> _PROVIDED DATA_
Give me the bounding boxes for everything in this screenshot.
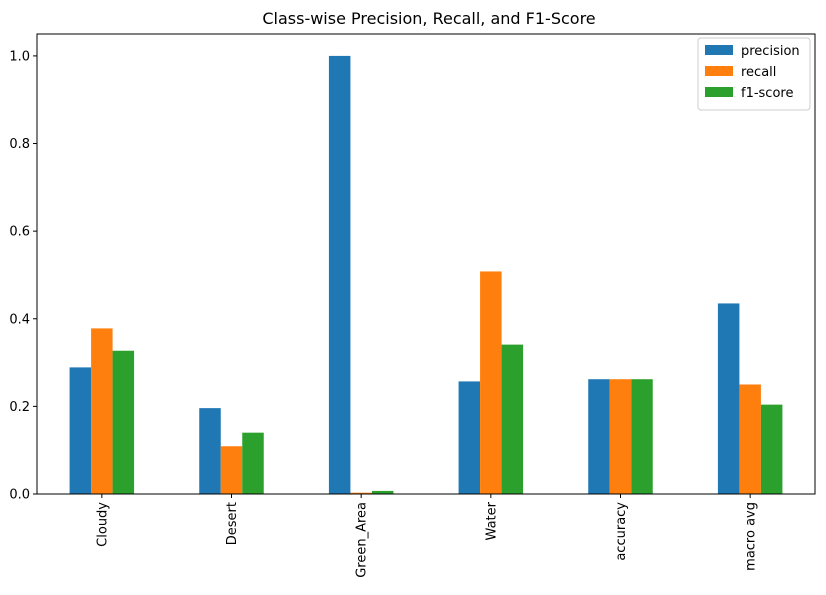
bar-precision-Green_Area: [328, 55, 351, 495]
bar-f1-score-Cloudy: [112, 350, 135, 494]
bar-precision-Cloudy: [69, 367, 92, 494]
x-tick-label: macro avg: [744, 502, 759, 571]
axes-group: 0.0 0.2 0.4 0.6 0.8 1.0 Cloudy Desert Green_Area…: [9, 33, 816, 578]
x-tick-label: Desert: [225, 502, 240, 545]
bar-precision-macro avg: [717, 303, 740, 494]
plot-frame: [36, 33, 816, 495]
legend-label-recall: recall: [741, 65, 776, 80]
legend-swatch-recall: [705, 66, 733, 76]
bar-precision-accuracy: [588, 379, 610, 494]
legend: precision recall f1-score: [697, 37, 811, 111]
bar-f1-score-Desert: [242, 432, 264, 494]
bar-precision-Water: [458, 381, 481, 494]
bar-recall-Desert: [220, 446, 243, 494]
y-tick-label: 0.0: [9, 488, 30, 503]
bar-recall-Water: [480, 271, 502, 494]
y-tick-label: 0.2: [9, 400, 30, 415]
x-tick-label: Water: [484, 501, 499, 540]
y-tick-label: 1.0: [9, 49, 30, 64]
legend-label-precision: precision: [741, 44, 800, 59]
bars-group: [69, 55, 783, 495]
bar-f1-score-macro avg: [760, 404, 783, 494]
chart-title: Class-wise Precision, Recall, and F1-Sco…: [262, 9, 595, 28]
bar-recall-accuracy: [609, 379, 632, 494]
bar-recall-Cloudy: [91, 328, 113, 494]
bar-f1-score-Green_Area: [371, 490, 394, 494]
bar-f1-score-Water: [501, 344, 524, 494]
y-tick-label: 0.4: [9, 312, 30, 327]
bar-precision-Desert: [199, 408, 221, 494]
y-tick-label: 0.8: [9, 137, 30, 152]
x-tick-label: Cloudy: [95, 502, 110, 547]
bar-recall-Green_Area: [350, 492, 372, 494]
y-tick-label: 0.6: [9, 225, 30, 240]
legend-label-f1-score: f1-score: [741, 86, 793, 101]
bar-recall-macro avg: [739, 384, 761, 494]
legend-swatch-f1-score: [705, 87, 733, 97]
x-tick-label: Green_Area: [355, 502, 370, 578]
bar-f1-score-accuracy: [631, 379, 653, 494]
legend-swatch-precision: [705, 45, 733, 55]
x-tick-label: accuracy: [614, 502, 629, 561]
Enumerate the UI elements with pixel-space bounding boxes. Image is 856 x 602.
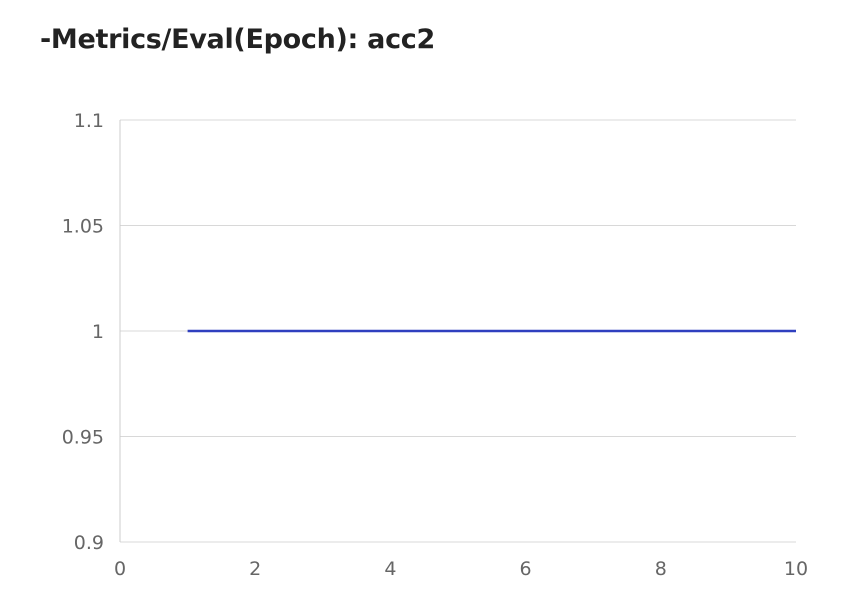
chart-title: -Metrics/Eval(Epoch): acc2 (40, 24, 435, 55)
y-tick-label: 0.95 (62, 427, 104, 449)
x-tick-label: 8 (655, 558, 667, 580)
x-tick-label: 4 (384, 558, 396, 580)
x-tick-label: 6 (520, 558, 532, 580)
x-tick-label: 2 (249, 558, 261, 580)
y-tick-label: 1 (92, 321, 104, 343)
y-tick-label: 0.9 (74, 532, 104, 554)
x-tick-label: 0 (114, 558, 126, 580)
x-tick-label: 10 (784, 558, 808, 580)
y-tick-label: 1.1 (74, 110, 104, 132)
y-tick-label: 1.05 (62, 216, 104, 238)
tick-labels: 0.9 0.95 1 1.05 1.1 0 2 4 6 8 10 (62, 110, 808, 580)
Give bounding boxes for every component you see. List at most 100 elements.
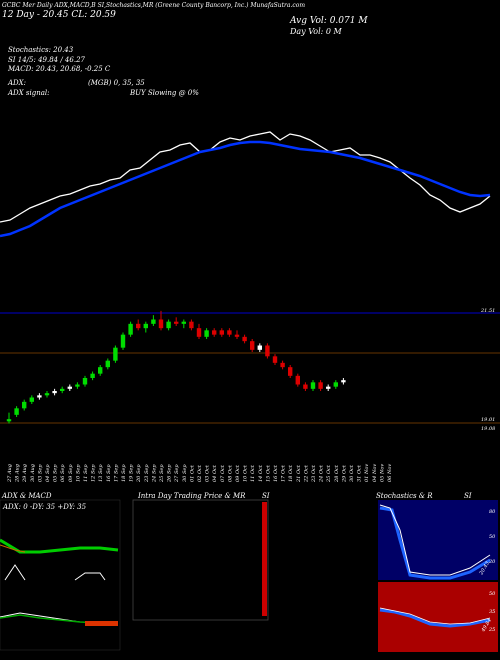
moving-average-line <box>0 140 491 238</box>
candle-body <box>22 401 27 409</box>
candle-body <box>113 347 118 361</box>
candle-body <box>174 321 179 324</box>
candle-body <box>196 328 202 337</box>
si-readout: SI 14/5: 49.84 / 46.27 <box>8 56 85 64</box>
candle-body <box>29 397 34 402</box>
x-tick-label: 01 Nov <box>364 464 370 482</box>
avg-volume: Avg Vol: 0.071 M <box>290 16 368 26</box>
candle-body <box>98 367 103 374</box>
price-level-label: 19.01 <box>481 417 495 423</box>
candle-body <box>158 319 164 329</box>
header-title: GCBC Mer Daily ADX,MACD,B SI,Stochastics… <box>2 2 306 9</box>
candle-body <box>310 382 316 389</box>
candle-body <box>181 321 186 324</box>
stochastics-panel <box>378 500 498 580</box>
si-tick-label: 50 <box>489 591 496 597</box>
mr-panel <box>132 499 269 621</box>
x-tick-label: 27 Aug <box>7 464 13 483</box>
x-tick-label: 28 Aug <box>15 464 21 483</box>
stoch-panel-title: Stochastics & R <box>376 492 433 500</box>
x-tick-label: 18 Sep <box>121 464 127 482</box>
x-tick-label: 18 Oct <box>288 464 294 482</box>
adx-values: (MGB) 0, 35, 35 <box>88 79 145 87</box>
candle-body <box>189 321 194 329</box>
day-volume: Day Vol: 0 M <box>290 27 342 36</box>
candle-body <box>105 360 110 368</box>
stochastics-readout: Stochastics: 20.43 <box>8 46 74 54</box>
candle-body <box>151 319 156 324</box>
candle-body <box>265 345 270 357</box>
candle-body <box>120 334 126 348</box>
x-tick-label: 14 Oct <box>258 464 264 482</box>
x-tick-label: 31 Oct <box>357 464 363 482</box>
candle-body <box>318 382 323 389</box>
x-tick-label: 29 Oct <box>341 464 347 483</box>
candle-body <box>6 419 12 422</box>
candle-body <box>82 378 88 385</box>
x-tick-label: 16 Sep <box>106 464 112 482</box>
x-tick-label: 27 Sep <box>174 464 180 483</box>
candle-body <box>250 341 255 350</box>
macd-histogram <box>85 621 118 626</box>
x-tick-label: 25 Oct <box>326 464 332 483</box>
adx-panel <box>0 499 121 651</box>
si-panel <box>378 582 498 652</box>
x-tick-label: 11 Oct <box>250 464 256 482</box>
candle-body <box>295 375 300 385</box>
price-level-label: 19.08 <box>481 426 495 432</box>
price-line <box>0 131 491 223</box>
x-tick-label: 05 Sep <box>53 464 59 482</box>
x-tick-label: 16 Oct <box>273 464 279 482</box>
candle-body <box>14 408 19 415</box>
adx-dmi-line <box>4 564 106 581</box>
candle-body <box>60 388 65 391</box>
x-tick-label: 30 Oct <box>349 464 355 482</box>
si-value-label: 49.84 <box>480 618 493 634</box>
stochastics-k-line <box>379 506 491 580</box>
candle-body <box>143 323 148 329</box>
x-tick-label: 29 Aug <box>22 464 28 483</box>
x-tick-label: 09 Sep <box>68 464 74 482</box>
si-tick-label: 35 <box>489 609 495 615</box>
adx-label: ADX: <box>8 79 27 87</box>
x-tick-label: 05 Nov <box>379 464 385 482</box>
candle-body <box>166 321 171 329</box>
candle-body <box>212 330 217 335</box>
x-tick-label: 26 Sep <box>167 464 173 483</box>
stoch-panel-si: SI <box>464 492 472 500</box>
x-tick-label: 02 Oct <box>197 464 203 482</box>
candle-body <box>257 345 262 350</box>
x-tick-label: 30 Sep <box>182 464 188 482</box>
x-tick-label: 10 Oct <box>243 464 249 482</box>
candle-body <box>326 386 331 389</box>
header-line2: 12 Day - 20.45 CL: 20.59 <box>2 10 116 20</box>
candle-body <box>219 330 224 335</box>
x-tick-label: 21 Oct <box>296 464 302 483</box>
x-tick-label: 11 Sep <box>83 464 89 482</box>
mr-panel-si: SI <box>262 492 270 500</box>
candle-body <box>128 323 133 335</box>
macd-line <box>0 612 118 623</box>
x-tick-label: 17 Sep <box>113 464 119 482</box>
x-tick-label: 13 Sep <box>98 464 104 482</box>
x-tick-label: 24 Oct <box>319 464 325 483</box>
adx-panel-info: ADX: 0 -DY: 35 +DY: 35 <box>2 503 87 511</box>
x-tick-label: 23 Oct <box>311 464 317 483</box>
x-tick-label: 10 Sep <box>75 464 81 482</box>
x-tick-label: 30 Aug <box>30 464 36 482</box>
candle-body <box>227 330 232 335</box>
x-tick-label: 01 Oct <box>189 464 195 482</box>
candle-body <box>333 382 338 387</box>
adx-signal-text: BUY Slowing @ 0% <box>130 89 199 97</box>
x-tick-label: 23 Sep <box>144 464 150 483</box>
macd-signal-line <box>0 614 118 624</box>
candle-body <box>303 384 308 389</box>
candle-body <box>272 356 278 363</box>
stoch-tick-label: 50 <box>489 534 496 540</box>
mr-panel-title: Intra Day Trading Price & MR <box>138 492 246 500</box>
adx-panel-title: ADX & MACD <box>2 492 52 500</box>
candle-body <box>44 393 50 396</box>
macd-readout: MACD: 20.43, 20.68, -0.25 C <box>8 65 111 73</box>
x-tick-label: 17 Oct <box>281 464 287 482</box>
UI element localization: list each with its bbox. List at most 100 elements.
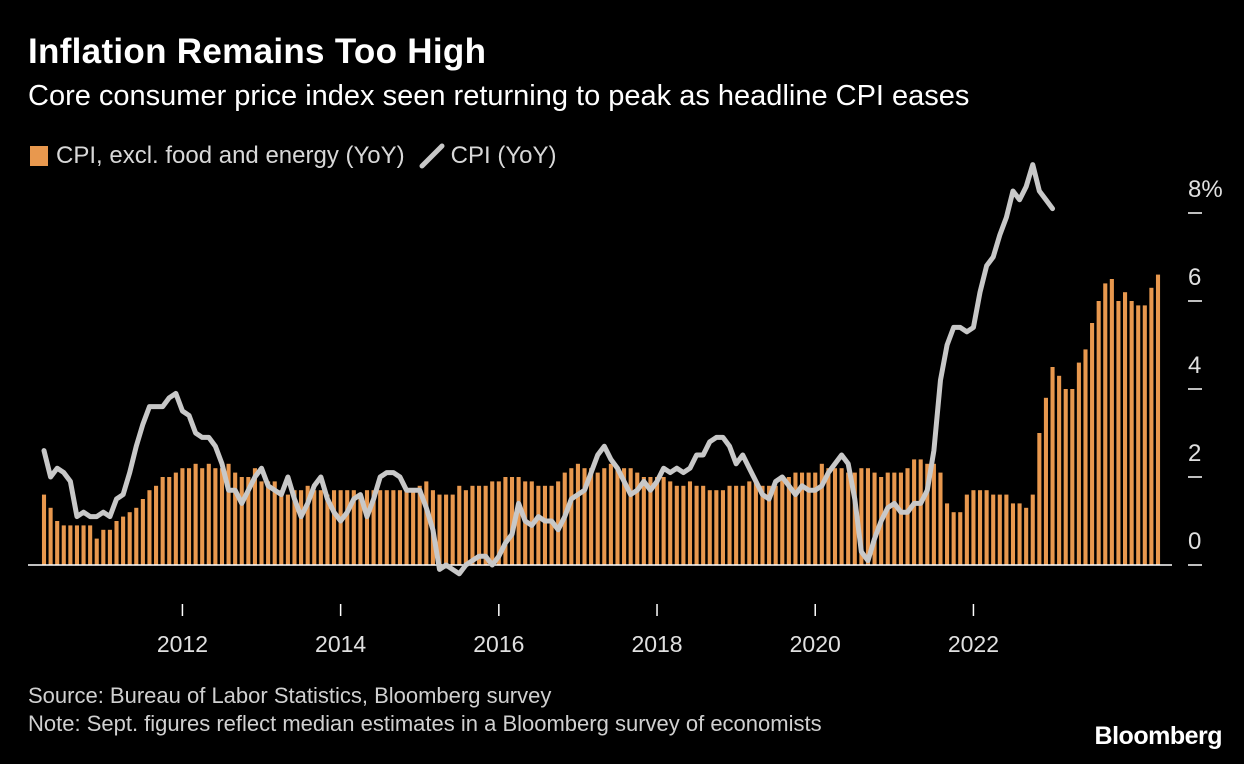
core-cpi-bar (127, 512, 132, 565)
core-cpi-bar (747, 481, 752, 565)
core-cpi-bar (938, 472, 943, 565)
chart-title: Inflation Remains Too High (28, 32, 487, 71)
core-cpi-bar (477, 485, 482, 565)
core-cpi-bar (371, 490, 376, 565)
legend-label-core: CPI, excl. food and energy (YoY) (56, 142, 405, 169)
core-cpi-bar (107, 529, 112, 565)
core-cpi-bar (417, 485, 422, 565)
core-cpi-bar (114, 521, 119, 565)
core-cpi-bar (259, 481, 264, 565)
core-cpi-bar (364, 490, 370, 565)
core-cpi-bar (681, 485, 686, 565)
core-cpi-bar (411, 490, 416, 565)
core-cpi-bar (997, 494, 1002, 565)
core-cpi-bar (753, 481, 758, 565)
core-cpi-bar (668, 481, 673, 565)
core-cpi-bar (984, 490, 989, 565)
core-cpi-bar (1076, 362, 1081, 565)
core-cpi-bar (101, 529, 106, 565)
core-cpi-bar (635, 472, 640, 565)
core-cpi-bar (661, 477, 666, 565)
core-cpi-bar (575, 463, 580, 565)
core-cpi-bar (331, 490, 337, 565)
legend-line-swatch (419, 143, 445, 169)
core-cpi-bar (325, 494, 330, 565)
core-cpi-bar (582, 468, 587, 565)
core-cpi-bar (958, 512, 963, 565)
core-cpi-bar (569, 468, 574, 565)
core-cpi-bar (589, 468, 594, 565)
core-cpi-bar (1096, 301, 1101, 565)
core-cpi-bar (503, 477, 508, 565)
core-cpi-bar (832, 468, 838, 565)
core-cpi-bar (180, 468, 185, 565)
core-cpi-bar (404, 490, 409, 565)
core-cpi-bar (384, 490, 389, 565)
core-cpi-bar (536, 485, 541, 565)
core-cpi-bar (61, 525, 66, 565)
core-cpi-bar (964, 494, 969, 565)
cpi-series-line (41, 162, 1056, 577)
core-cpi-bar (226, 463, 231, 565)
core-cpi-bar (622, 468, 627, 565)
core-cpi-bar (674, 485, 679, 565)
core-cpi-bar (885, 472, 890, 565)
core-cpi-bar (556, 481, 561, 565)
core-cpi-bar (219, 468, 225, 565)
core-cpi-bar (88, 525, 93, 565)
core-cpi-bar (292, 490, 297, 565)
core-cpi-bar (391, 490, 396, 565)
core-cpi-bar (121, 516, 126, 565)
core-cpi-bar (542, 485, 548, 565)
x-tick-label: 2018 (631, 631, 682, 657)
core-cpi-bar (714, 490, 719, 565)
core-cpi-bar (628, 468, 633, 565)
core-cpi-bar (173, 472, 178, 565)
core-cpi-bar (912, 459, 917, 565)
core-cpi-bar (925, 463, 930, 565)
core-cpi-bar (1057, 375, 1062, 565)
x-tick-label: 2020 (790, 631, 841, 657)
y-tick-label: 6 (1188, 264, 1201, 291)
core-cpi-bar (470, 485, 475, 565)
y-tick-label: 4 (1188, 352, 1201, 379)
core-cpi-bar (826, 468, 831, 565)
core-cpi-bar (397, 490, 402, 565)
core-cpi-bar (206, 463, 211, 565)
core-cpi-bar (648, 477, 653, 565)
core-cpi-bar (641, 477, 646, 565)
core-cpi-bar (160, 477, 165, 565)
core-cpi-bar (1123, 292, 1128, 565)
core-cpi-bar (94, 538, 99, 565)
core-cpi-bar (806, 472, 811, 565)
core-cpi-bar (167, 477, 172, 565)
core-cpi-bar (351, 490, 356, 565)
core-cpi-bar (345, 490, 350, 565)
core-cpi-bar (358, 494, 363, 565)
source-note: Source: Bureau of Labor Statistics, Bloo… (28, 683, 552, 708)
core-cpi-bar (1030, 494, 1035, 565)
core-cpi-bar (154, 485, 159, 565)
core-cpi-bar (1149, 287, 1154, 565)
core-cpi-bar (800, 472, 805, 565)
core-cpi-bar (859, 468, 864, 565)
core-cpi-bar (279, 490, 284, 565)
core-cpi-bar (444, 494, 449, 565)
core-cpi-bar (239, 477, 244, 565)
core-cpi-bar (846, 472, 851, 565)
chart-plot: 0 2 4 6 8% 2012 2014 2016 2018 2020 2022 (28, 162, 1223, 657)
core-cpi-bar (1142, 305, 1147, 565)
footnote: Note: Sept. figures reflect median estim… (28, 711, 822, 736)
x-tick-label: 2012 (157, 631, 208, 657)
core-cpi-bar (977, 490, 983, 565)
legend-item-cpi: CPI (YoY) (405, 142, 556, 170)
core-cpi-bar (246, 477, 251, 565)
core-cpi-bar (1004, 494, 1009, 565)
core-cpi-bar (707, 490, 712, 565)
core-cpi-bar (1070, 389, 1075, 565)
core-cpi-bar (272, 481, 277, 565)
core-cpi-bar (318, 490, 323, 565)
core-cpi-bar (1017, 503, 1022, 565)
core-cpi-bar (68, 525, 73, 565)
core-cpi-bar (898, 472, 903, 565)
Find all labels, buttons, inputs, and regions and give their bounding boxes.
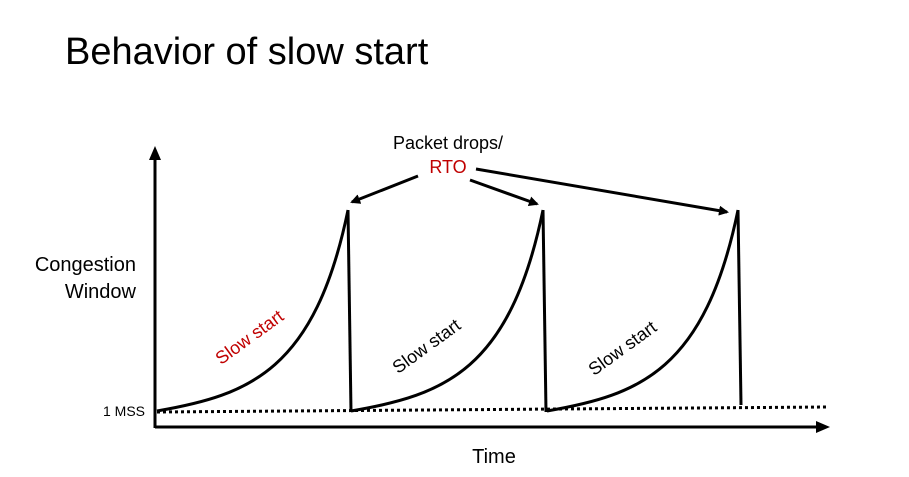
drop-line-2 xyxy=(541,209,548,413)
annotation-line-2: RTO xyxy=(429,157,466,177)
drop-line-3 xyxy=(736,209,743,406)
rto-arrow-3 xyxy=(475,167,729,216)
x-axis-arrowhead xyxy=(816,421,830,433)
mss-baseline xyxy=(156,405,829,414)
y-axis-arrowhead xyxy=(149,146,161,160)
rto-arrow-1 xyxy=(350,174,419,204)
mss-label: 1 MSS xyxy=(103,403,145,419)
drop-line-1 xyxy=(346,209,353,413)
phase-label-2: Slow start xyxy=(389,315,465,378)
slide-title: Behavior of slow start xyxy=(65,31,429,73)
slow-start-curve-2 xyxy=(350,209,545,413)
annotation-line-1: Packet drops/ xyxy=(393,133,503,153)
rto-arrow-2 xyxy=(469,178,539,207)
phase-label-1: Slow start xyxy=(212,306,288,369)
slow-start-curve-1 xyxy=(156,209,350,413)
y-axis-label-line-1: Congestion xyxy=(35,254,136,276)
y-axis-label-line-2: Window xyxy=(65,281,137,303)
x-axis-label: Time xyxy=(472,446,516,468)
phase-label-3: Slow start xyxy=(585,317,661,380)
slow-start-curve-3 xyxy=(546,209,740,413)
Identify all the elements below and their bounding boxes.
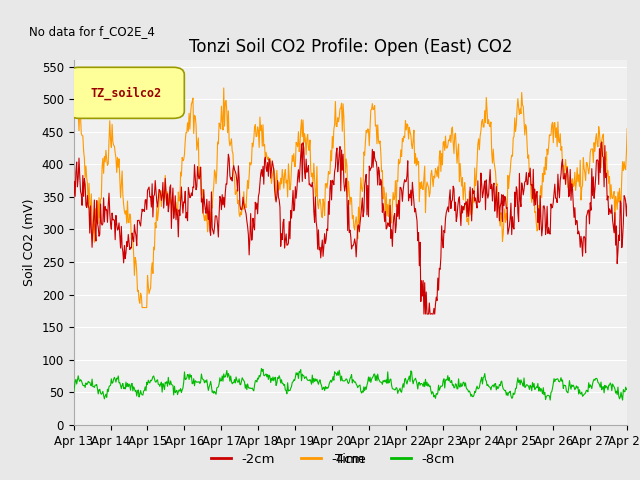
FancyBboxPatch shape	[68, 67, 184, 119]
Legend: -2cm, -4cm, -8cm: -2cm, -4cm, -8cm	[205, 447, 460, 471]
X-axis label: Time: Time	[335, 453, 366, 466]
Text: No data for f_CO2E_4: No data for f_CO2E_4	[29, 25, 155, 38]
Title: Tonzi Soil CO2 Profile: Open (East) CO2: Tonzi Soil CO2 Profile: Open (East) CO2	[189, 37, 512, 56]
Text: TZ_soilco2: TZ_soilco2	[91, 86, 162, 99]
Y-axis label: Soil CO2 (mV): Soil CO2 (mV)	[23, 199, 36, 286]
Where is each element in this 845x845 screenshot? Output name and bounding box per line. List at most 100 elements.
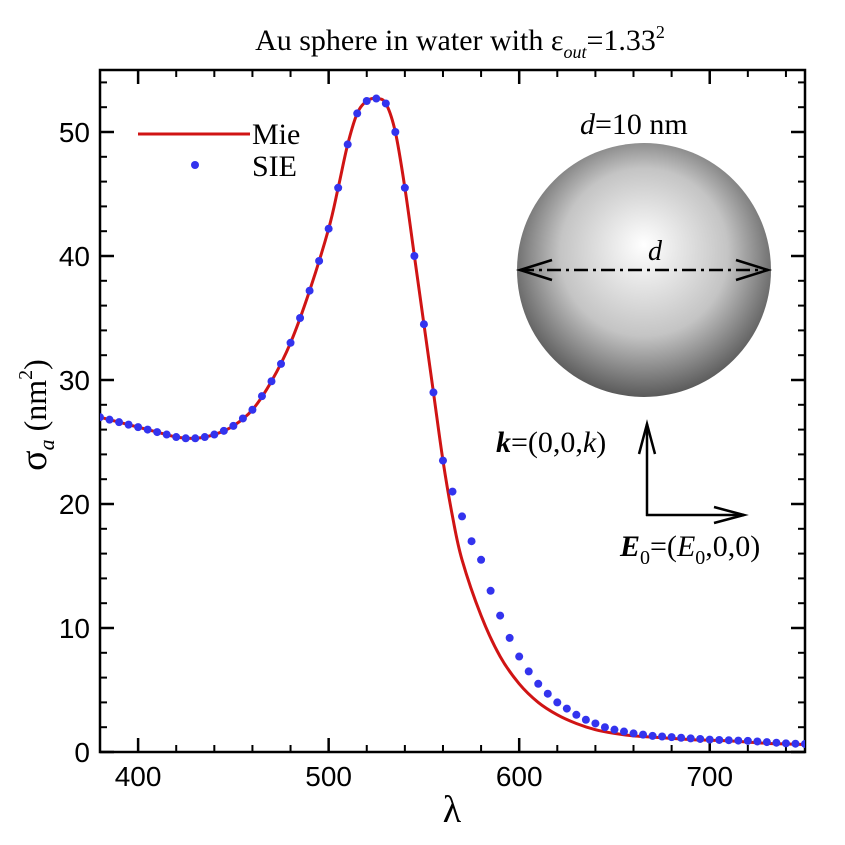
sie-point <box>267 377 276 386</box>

> _WHAT NEEDS TO BE DONE_
Reproduce, without changes, the lines of the entries running from the line containing "bar-precision-Green_Area: [328, 55, 351, 495]" through the line containing "x-tick-label: Desert: [225, 502, 240, 545]", including both of those lines.

> _WRITTEN ANSWER_
bar-precision-Green_Area: [328, 55, 351, 495]
bar-f1-score-Cloudy: [112, 350, 135, 494]
bar-precision-Cloudy: [69, 367, 92, 494]
x-tick-label: macro avg: [744, 502, 759, 571]
axes-group: 0.0 0.2 0.4 0.6 0.8 1.0 Cloudy Desert Green_Area…: [9, 33, 816, 578]
x-tick-label: Desert: [225, 502, 240, 545]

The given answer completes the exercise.